Where a line below holds the string "apartado", copy that line.

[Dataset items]
================
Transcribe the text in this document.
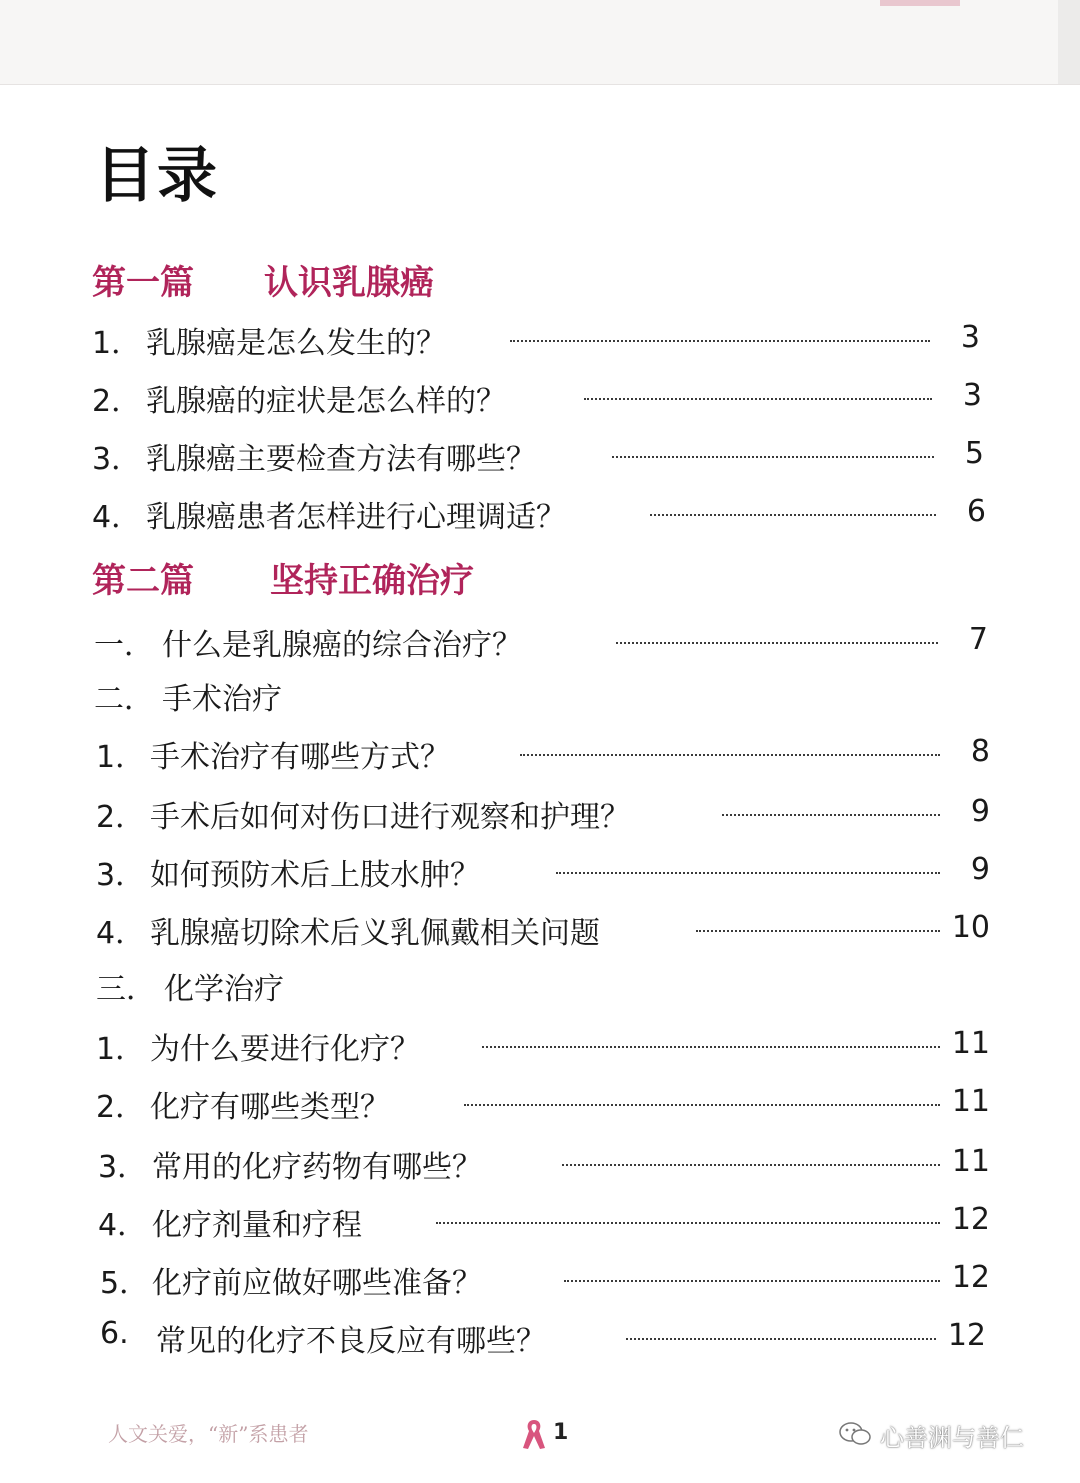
目录
第一篇 认识乳腺癌
1． 乳腺癌是怎么发生的？	3
2． 乳腺癌的症状是怎么样的？	3
3． 乳腺癌主要检查方法有哪些？	5
4． 乳腺癌患者怎样进行心理调适？	6
第二篇 坚持正确治疗
一． 什么是乳腺癌的综合治疗？	7
二． 手术治疗
1． 手术治疗有哪些方式？	8
2． 手术后如何对伤口进行观察和护理？	9
3． 如何预防术后上肢水肿？	9
4． 乳腺癌切除术后义乳佩戴相关问题	10
三． 化学治疗
1． 为什么要进行化疗？	11
2． 化疗有哪些类型？	11
3． 常用的化疗药物有哪些？	11
4． 化疗剂量和疗程	12
5． 化疗前应做好哪些准备？	12
6. 常见的化疗不良反应有哪些？	12
人文关爱，“新”系患者	1	心善渊与善仁
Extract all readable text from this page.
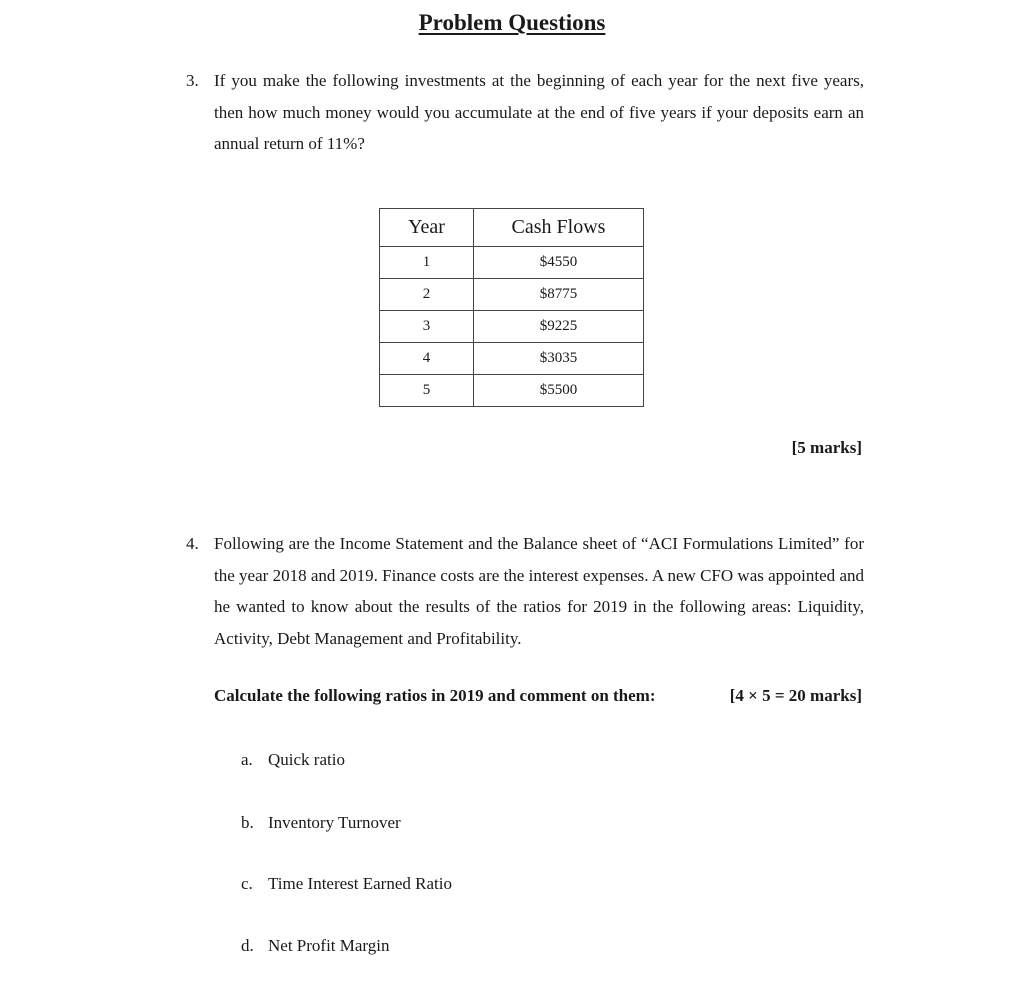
Problem Questions
3. If you make the following investments at the beginning of each year for the next five years, then how much money would you accumulate at the end of five years if your deposits earn an annual return of 11%?
Year	Cash Flows
1	$4550
2	$8775
3	$9225
4	$3035
5	$5500
[5 marks]
4. Following are the Income Statement and the Balance sheet of “ACI Formulations Limited” for the year 2018 and 2019. Finance costs are the interest expenses. A new CFO was appointed and he wanted to know about the results of the ratios for 2019 in the following areas: Liquidity, Activity, Debt Management and Profitability.
Calculate the following ratios in 2019 and comment on them:	[4 × 5 = 20 marks]
a. Quick ratio
b. Inventory Turnover
c. Time Interest Earned Ratio
d. Net Profit Margin
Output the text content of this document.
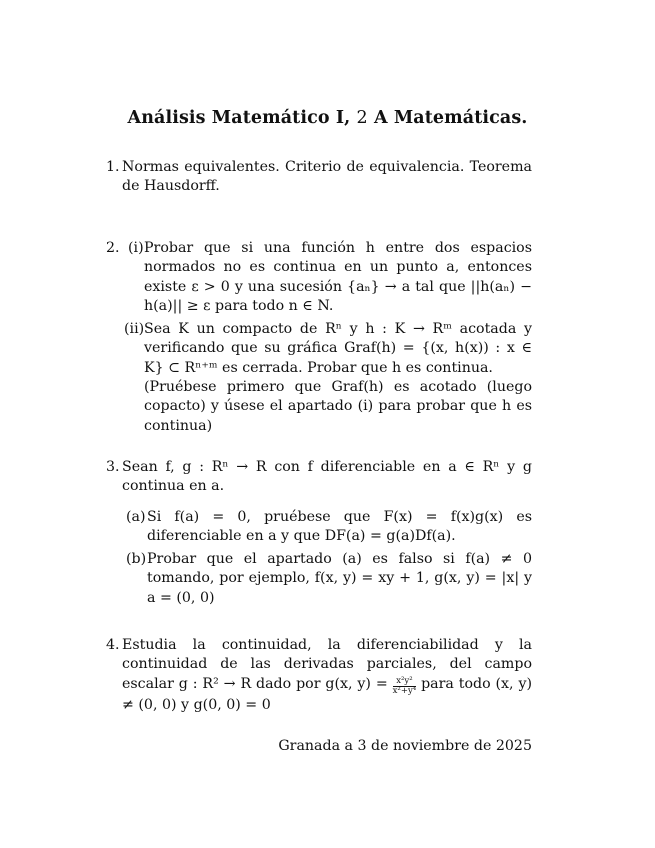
Análisis Matemático I, 2 A Matemáticas.
1. Normas equivalentes. Criterio de equivalencia. Teorema de Hausdorff.
2. (i) Probar que si una función h entre dos espacios normados no es continua en un punto a, entonces existe ε > 0 y una sucesión {aₙ} → a tal que ||h(aₙ) − h(a)|| ≥ ε para todo n ∈ N.
(ii) Sea K un compacto de Rⁿ y h : K → Rᵐ acotada y verificando que su gráfica Graf(h) = {(x, h(x)) : x ∈ K} ⊂ Rⁿ⁺ᵐ es cerrada. Probar que h es continua.
(Pruébese primero que Graf(h) es acotado (luego copacto) y úsese el apartado (i) para probar que h es continua)
3. Sean f, g : Rⁿ → R con f diferenciable en a ∈ Rⁿ y g continua en a.
(a) Si f(a) = 0, pruébese que F(x) = f(x)g(x) es diferenciable en a y que DF(a) = g(a)Df(a).
(b) Probar que el apartado (a) es falso si f(a) ≠ 0 tomando, por ejemplo, f(x, y) = xy + 1, g(x, y) = |x| y a = (0, 0)
4. Estudia la continuidad, la diferenciabilidad y la continuidad de las derivadas parciales, del campo escalar g : R² → R dado por g(x, $y) = \frac{\text{x²y²}}{\text{x²+y⁴}}$ para todo (x, y) ≠ (0, 0) y g(0, 0) = 0
Granada a 3 de noviembre de 2025
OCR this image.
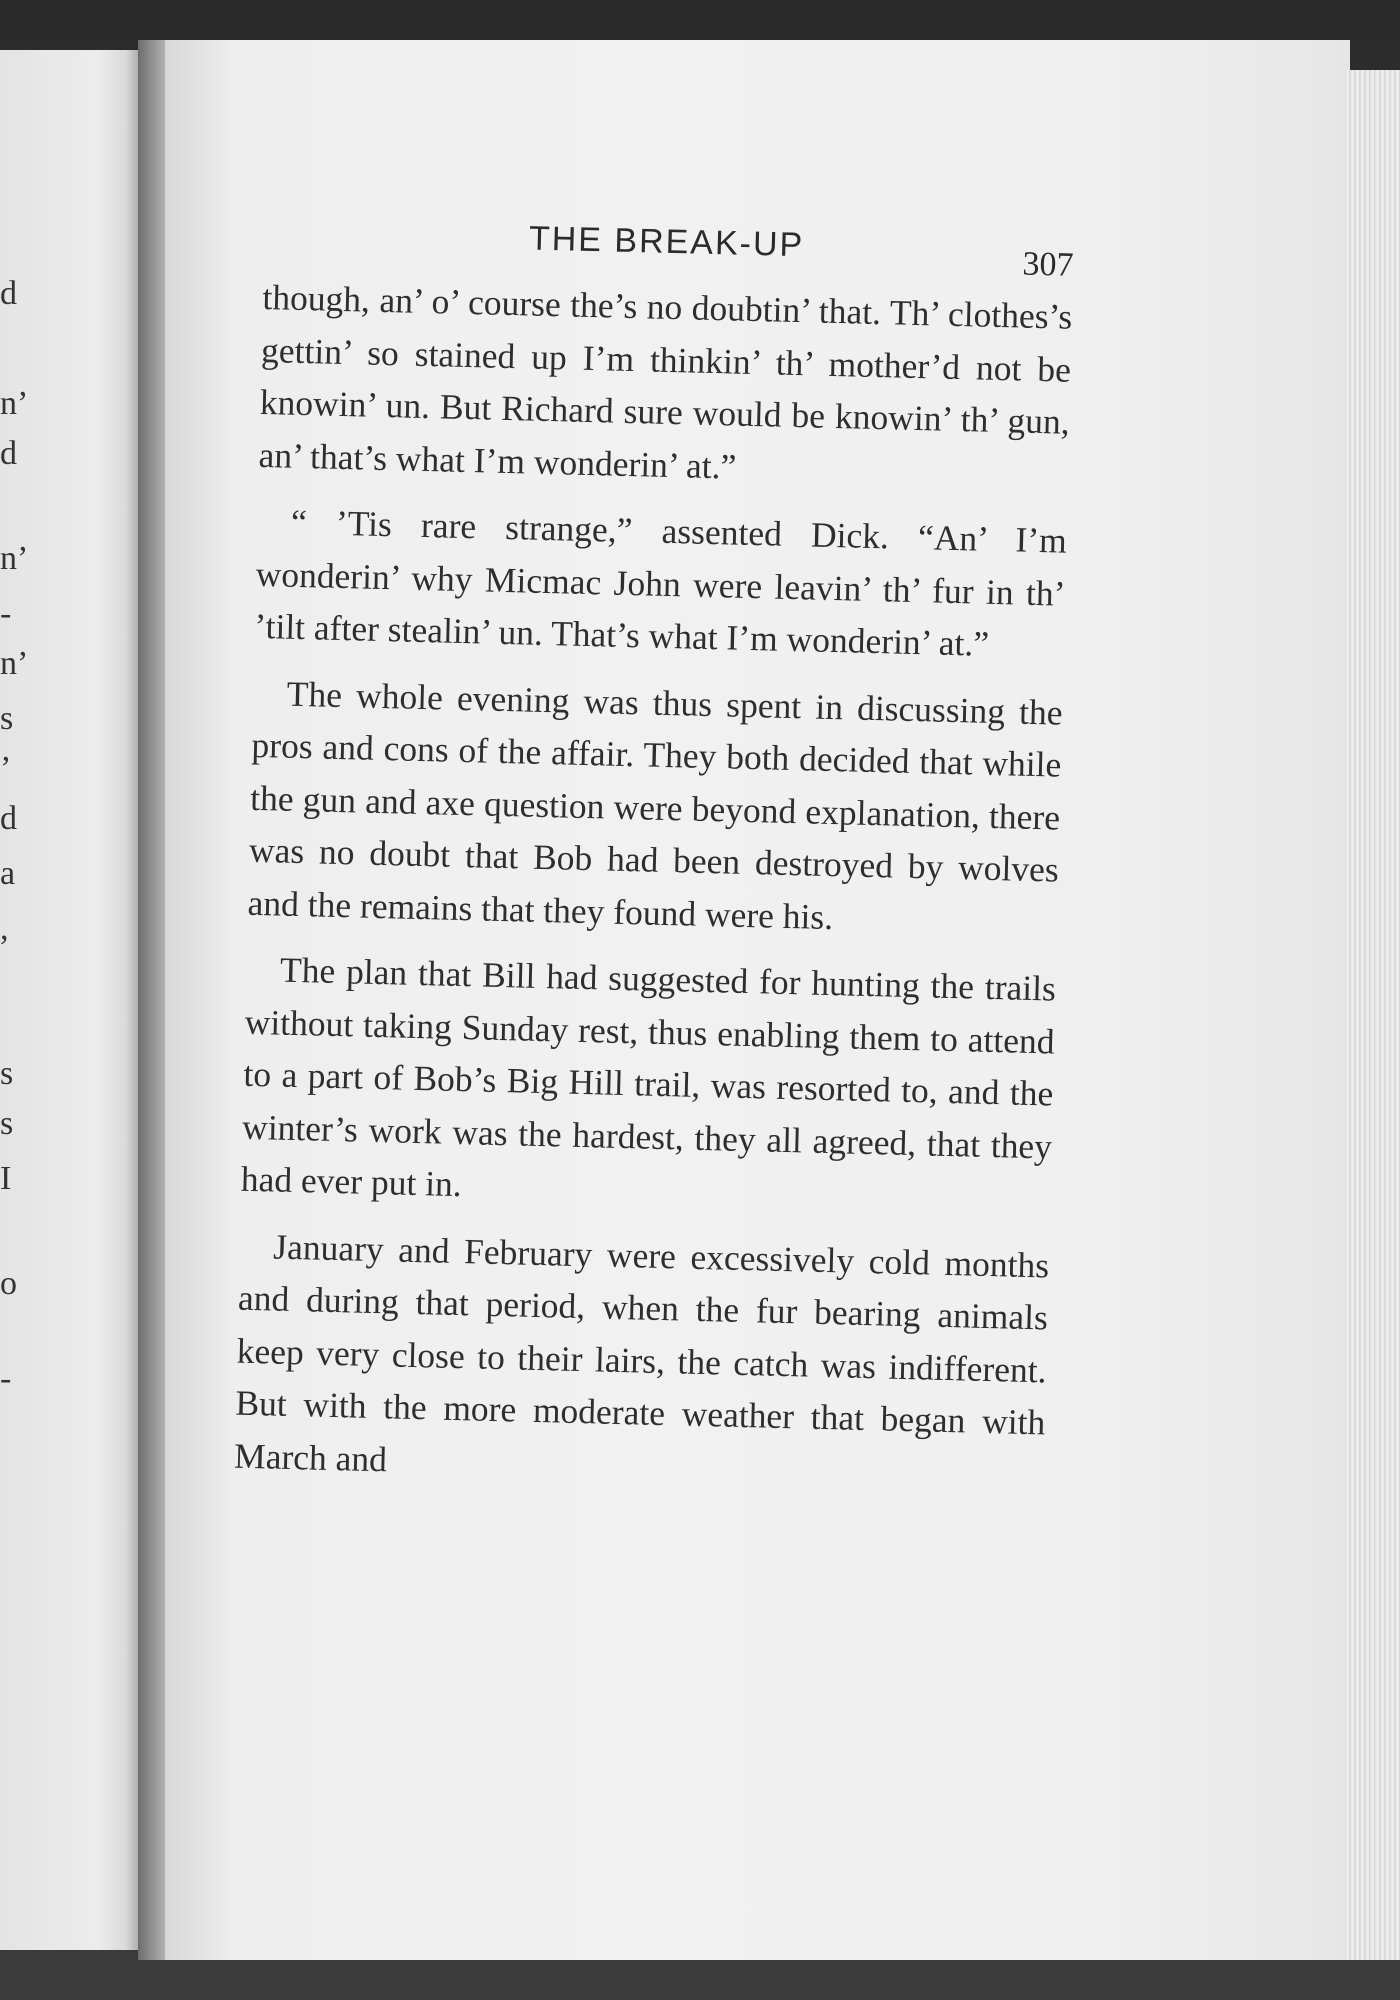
d
n’
d
n’
-
n’
s
’
d
a
,
s
s
I
o
-
THE BREAK-UP
307

though, an’ o’ course the’s no doubtin’ that. Th’ clothes’s gettin’ so stained up I’m thinkin’ th’ mother’d not be knowin’ un. But Richard sure would be knowin’ th’ gun, an’ that’s what I’m wonderin’ at.”

“ ’Tis rare strange,” assented Dick. “An’ I’m wonderin’ why Micmac John were leavin’ th’ fur in th’ ’tilt after stealin’ un. That’s what I’m wonderin’ at.”

The whole evening was thus spent in discussing the pros and cons of the affair. They both decided that while the gun and axe question were beyond explanation, there was no doubt that Bob had been destroyed by wolves and the remains that they found were his.

The plan that Bill had suggested for hunting the trails without taking Sunday rest, thus enabling them to attend to a part of Bob’s Big Hill trail, was resorted to, and the winter’s work was the hardest, they all agreed, that they had ever put in.

January and February were excessively cold months and during that period, when the fur bearing animals keep very close to their lairs, the catch was indifferent. But with the more moderate weather that began with March and
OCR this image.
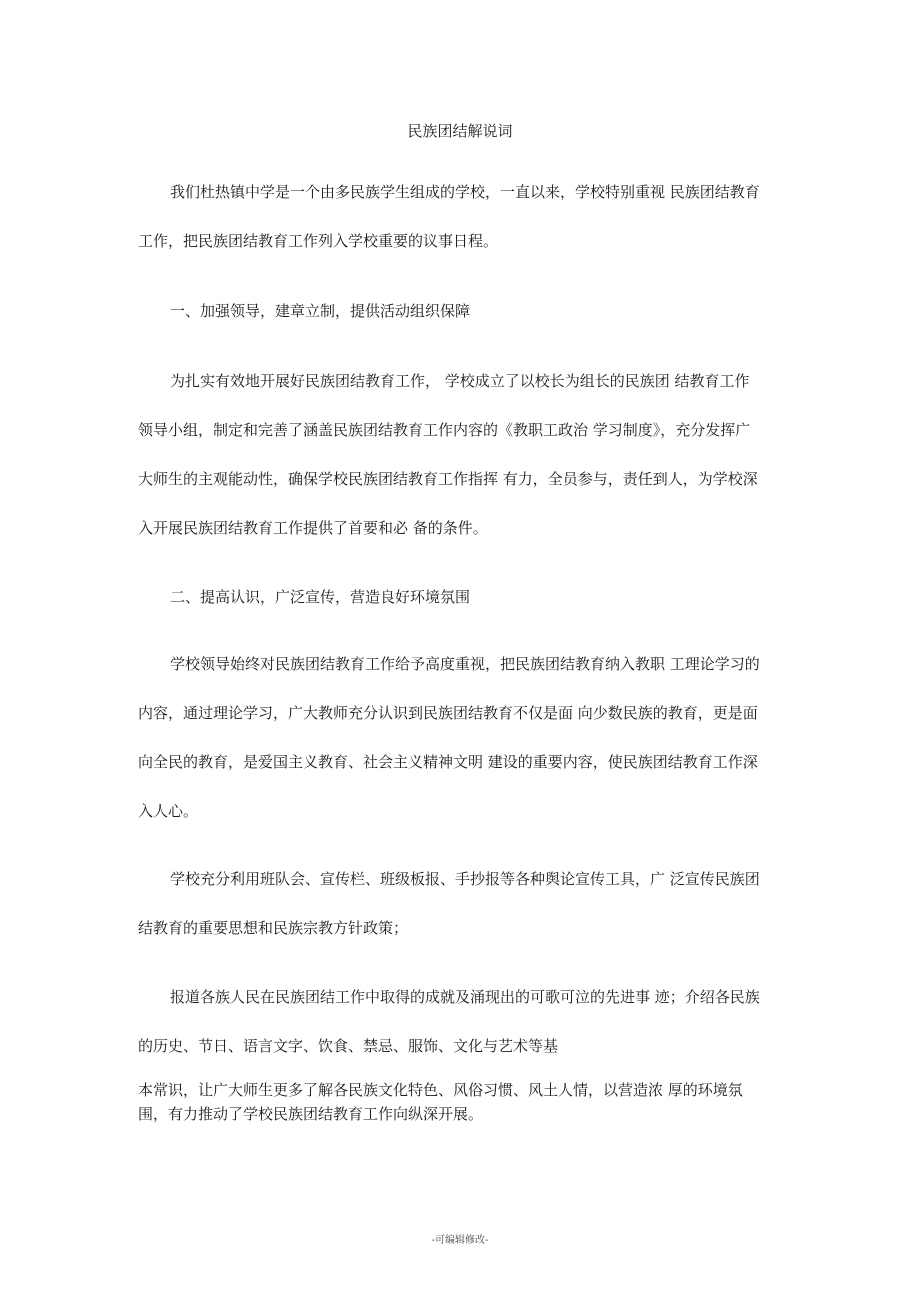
民族团结解说词

我们杜热镇中学是一个由多民族学生组成的学校，一直以来，学校特别重视 民族团结教育

工作，把民族团结教育工作列入学校重要的议事日程。

一、加强领导，建章立制，提供活动组织保障

为扎实有效地开展好民族团结教育工作， 学校成立了以校长为组长的民族团 结教育工作

领导小组，制定和完善了涵盖民族团结教育工作内容的《教职工政治 学习制度》，充分发挥广

大师生的主观能动性，确保学校民族团结教育工作指挥 有力，全员参与，责任到人，为学校深

入开展民族团结教育工作提供了首要和必 备的条件。

二、提高认识，广泛宣传，营造良好环境氛围

学校领导始终对民族团结教育工作给予高度重视，把民族团结教育纳入教职 工理论学习的

内容，通过理论学习，广大教师充分认识到民族团结教育不仅是面 向少数民族的教育，更是面

向全民的教育，是爱国主义教育、社会主义精神文明 建设的重要内容，使民族团结教育工作深

入人心。

学校充分利用班队会、宣传栏、班级板报、手抄报等各种舆论宣传工具，广 泛宣传民族团

结教育的重要思想和民族宗教方针政策；

报道各族人民在民族团结工作中取得的成就及涌现出的可歌可泣的先进事 迹；介绍各民族

的历史、节日、语言文字、饮食、禁忌、服饰、文化与艺术等基

本常识，让广大师生更多了解各民族文化特色、风俗习惯、风土人情，以营造浓 厚的环境氛

围，有力推动了学校民族团结教育工作向纵深开展。

-可编辑修改-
================
### Response to the exercise
(Pruébese primero que Graf(h) es acotado (luego copacto) y úsese el apartado (i) para probar que h es continua)
(b) Probar que el apartado (a) es falso si f(a) ≠ 0 tomando, por ejemplo, f(x, y) = xy + 1, g(x, y) = |x| y a = (0, 0)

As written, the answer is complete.